**MATERIAL SUPPLIED**.
—————
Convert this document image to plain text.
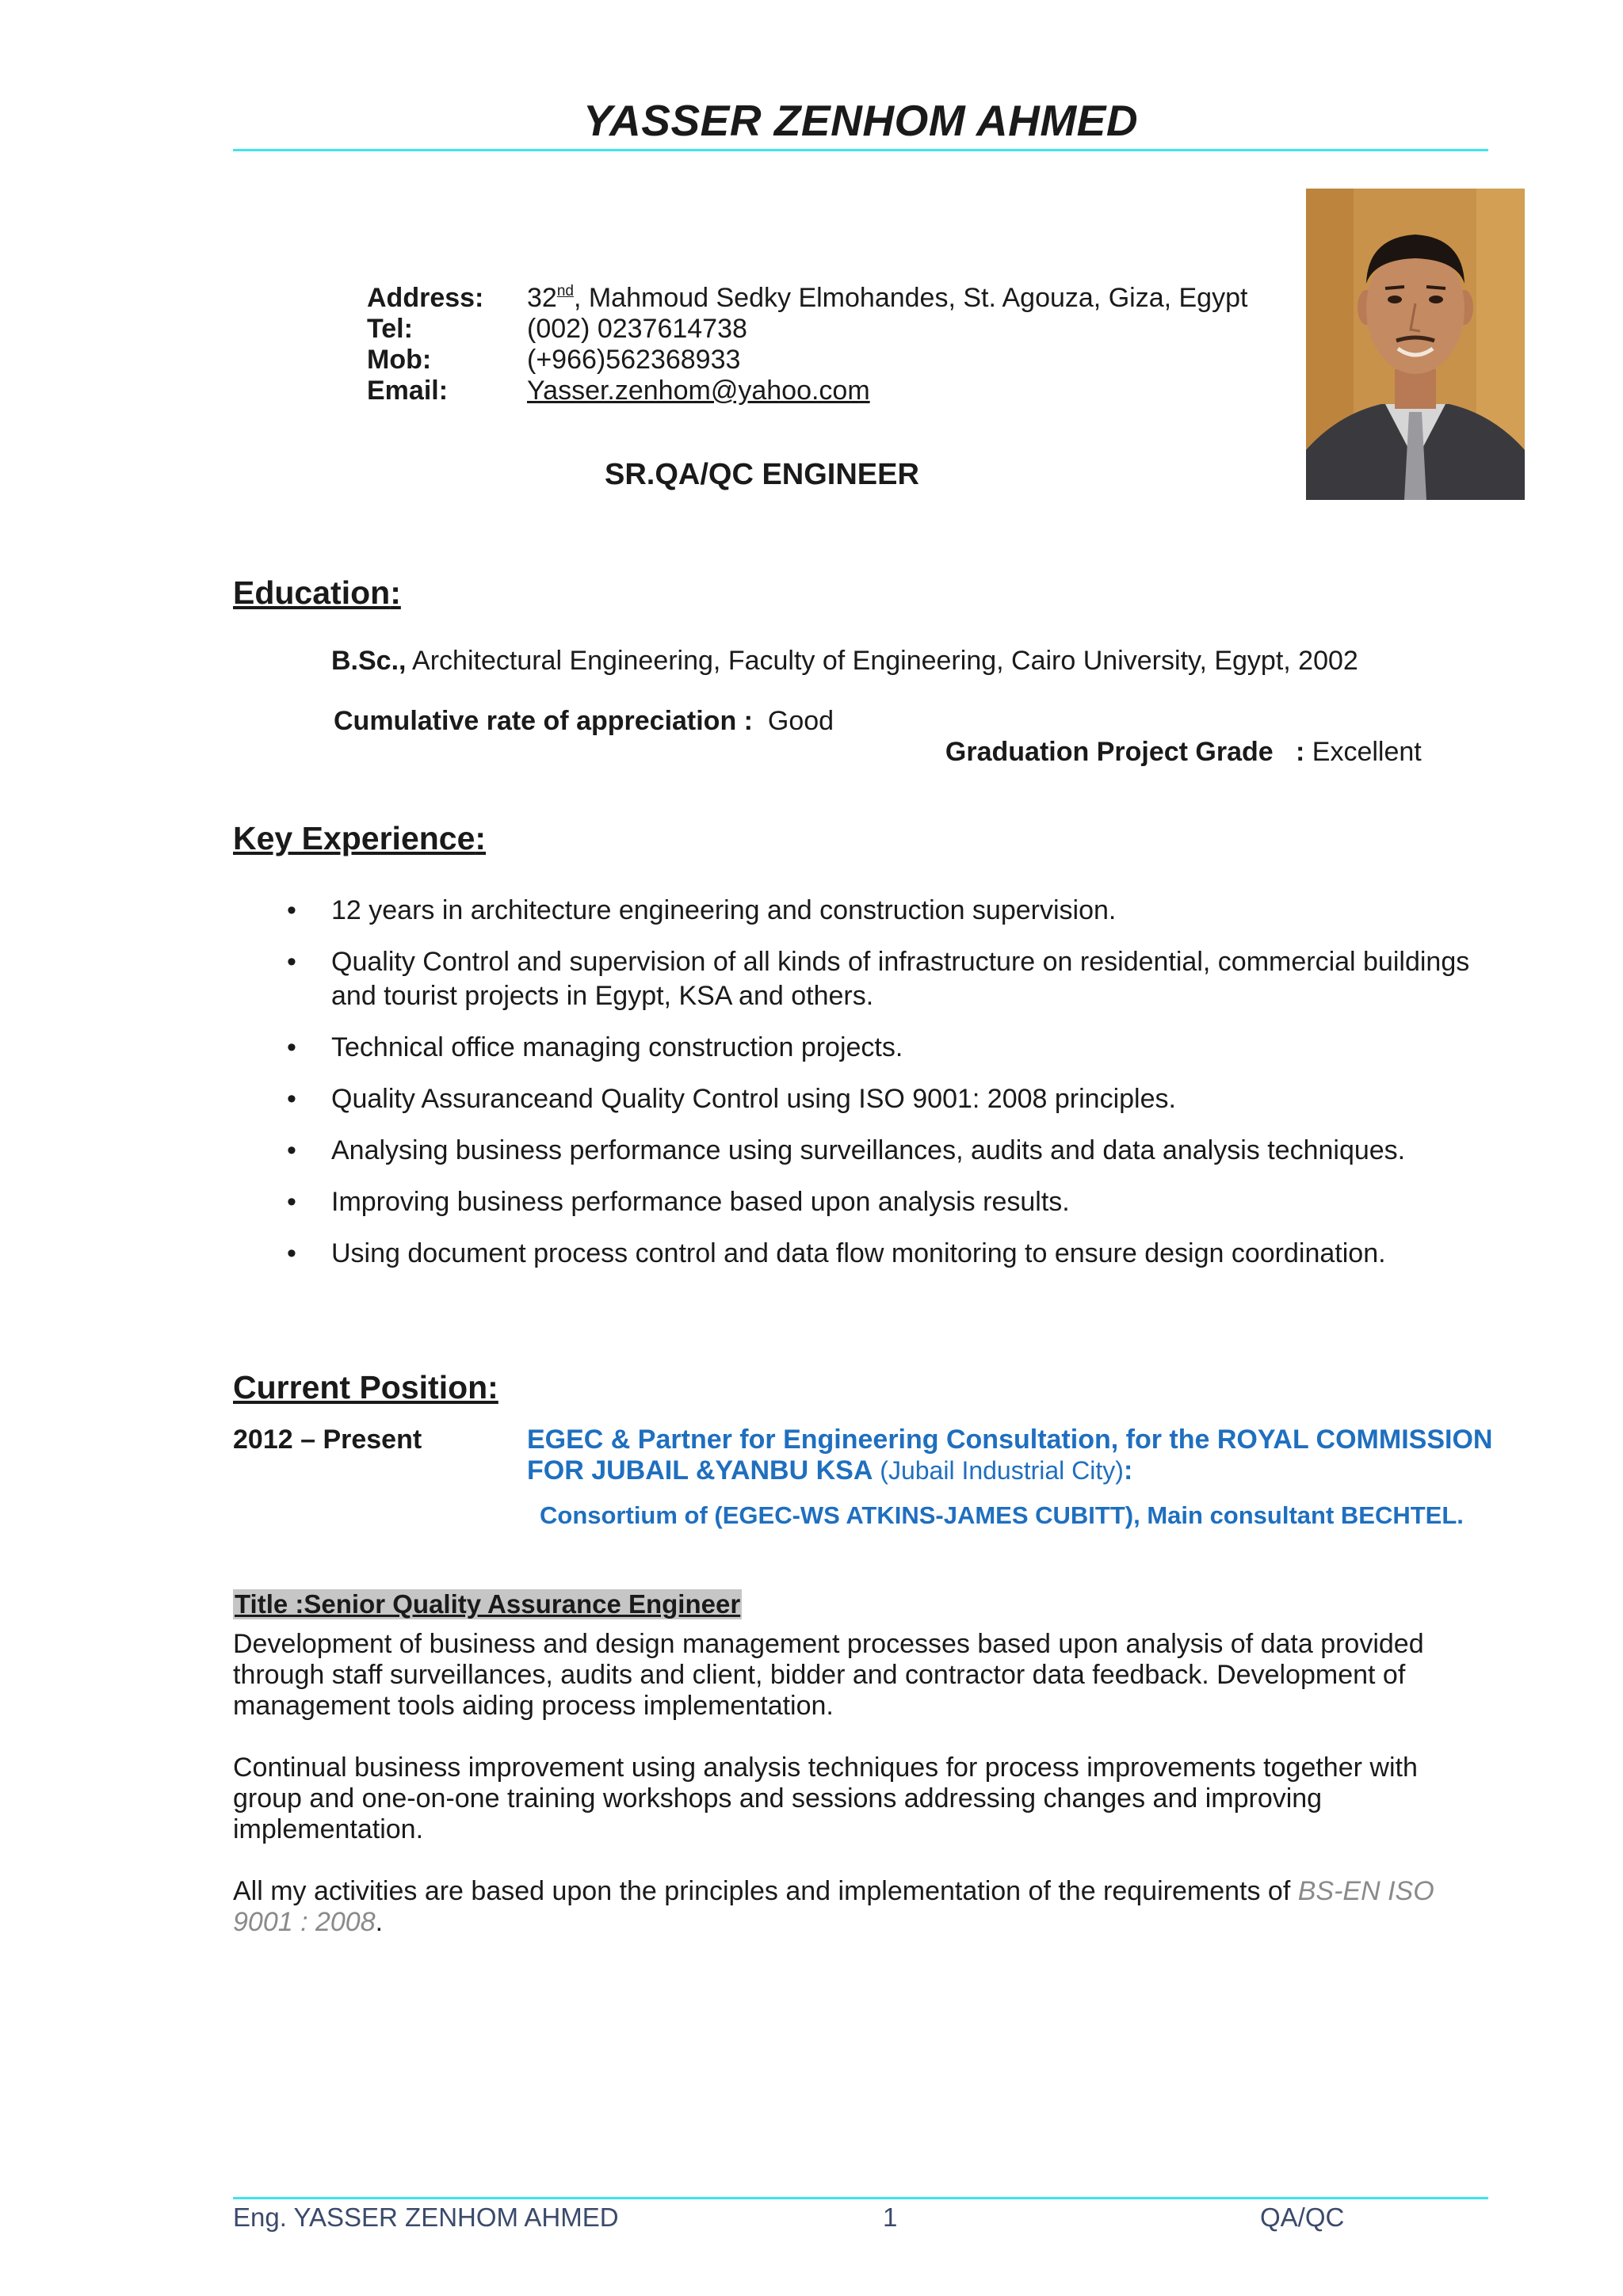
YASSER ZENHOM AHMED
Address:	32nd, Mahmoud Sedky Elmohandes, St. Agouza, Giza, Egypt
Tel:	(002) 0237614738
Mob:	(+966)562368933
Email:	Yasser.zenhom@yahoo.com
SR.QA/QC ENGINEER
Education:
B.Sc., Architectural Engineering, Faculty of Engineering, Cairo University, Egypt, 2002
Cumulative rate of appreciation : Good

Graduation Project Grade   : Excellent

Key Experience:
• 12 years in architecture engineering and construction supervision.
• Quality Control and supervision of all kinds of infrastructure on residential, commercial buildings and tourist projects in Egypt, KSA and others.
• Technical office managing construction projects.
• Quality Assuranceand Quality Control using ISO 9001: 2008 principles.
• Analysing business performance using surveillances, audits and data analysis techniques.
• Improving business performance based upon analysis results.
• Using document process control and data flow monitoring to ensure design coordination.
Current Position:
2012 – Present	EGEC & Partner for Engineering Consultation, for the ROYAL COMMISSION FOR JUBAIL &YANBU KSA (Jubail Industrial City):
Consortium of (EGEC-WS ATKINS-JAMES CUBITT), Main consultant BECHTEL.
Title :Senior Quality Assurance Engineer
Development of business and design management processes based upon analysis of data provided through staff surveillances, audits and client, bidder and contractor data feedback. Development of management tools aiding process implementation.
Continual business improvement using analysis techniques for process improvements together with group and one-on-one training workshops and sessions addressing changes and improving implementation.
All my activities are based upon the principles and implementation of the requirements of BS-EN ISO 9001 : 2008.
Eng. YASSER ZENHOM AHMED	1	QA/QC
—————
**WHAT THE TASK ASKS**.
Which lines include the word "principles"? List them all.

**OUTPUT FOR THIS EXERCISE**.
• Quality Assuranceand Quality Control using ISO 9001: 2008 principles.
All my activities are based upon the principles and implementation of the requirements of BS-EN ISO 9001 : 2008.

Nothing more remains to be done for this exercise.